| Problem to work on |
Reproduce every entry below precisely; do not include the pictures.

| Input for this task |

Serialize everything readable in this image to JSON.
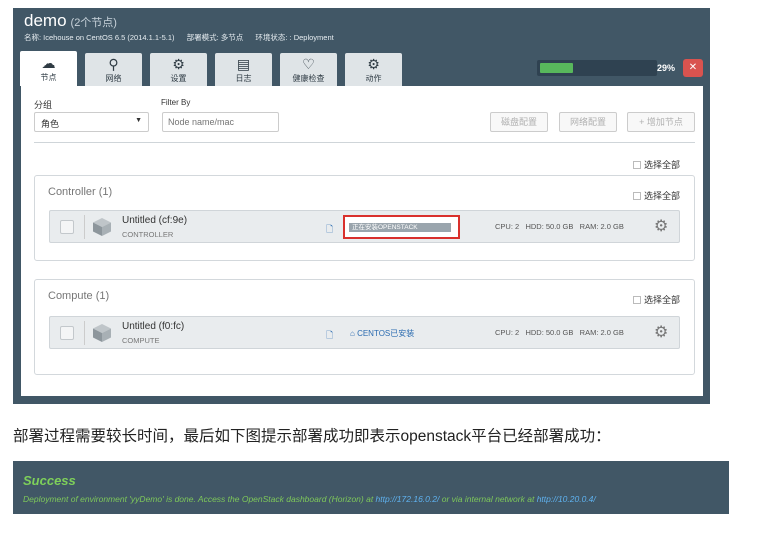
{
  "environment": {
    "name": "demo",
    "node_count": "(2个节点)",
    "meta": {
      "name": "名称: Icehouse on CentOS 6.5 (2014.1.1-5.1)",
      "mode": "部署模式: 多节点",
      "status": "环境状态: : Deployment"
    }
  },
  "tabs": [
    {
      "label": "节点",
      "icon": "cloud-icon"
    },
    {
      "label": "网络",
      "icon": "network-icon"
    },
    {
      "label": "设置",
      "icon": "gear-icon"
    },
    {
      "label": "日志",
      "icon": "log-icon"
    },
    {
      "label": "健康检查",
      "icon": "heart-icon"
    },
    {
      "label": "动作",
      "icon": "actions-icon"
    }
  ],
  "deploy_progress": {
    "label": "29%",
    "value": 0.29,
    "close_label": "✕"
  },
  "toolbar": {
    "group_label": "分组",
    "group_value": "角色",
    "filter_label": "Filter By",
    "filter_placeholder": "Node name/mac",
    "disk_config": "磁盘配置",
    "net_config": "网络配置",
    "add_node": "增加节点"
  },
  "select_all": "选择全部",
  "groups": [
    {
      "title": "Controller (1)",
      "select_all": "选择全部",
      "node": {
        "name": "Untitled (cf:9e)",
        "role": "CONTROLLER",
        "status": "正在安装OPENSTACK",
        "cpu": "CPU: 2",
        "hdd": "HDD: 50.0 GB",
        "ram": "RAM: 2.0 GB"
      }
    },
    {
      "title": "Compute (1)",
      "select_all": "选择全部",
      "node": {
        "name": "Untitled (f0:fc)",
        "role": "COMPUTE",
        "status": "CENTOS已安装",
        "cpu": "CPU: 2",
        "hdd": "HDD: 50.0 GB",
        "ram": "RAM: 2.0 GB"
      }
    }
  ],
  "caption": "部署过程需要较长时间，最后如下图提示部署成功即表示openstack平台已经部署成功：",
  "success": {
    "title": "Success",
    "message_pre": "Deployment of environment 'yyDemo' is done. Access the OpenStack dashboard (Horizon) at ",
    "link1": "http://172.16.0.2/",
    "message_mid": " or via internal network at ",
    "link2": "http://10.20.0.4/"
  },
  "colors": {
    "header_bg": "#415766",
    "progress_fill": "#58b85c",
    "stop_button": "#d9534f",
    "highlight_border": "#d9302c",
    "success_green": "#7ed05a",
    "link_blue": "#5fb2f0"
  }
}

| Final result |
Serialize everything readable in this image to JSON.
{
  "environment": {
    "name": "demo",
    "node_count": "(2个节点)",
    "meta": {
      "name": "名称: Icehouse on CentOS 6.5 (2014.1.1-5.1)",
      "mode": "部署模式: 多节点",
      "status": "环境状态: : Deployment"
    }
  },
  "tabs": [
    {
      "label": "节点",
      "icon": "cloud-icon"
    },
    {
      "label": "网络",
      "icon": "network-icon"
    },
    {
      "label": "设置",
      "icon": "gear-icon"
    },
    {
      "label": "日志",
      "icon": "log-icon"
    },
    {
      "label": "健康检查",
      "icon": "heart-icon"
    },
    {
      "label": "动作",
      "icon": "actions-icon"
    }
  ],
  "deploy_progress": {
    "label": "29%",
    "value": 0.29,
    "close_label": "✕"
  },
  "toolbar": {
    "group_label": "分组",
    "group_value": "角色",
    "filter_label": "Filter By",
    "filter_placeholder": "Node name/mac",
    "disk_config": "磁盘配置",
    "net_config": "网络配置",
    "add_node": "增加节点"
  },
  "select_all": "选择全部",
  "groups": [
    {
      "title": "Controller (1)",
      "select_all": "选择全部",
      "node": {
        "name": "Untitled (cf:9e)",
        "role": "CONTROLLER",
        "status": "正在安装OPENSTACK",
        "cpu": "CPU: 2",
        "hdd": "HDD: 50.0 GB",
        "ram": "RAM: 2.0 GB"
      }
    },
    {
      "title": "Compute (1)",
      "select_all": "选择全部",
      "node": {
        "name": "Untitled (f0:fc)",
        "role": "COMPUTE",
        "status": "CENTOS已安装",
        "cpu": "CPU: 2",
        "hdd": "HDD: 50.0 GB",
        "ram": "RAM: 2.0 GB"
      }
    }
  ],
  "caption": "部署过程需要较长时间，最后如下图提示部署成功即表示openstack平台已经部署成功：",
  "success": {
    "title": "Success",
    "message_pre": "Deployment of environment 'yyDemo' is done. Access the OpenStack dashboard (Horizon) at ",
    "link1": "http://172.16.0.2/",
    "message_mid": " or via internal network at ",
    "link2": "http://10.20.0.4/"
  },
  "colors": {
    "header_bg": "#415766",
    "progress_fill": "#58b85c",
    "stop_button": "#d9534f",
    "highlight_border": "#d9302c",
    "success_green": "#7ed05a",
    "link_blue": "#5fb2f0"
  }
}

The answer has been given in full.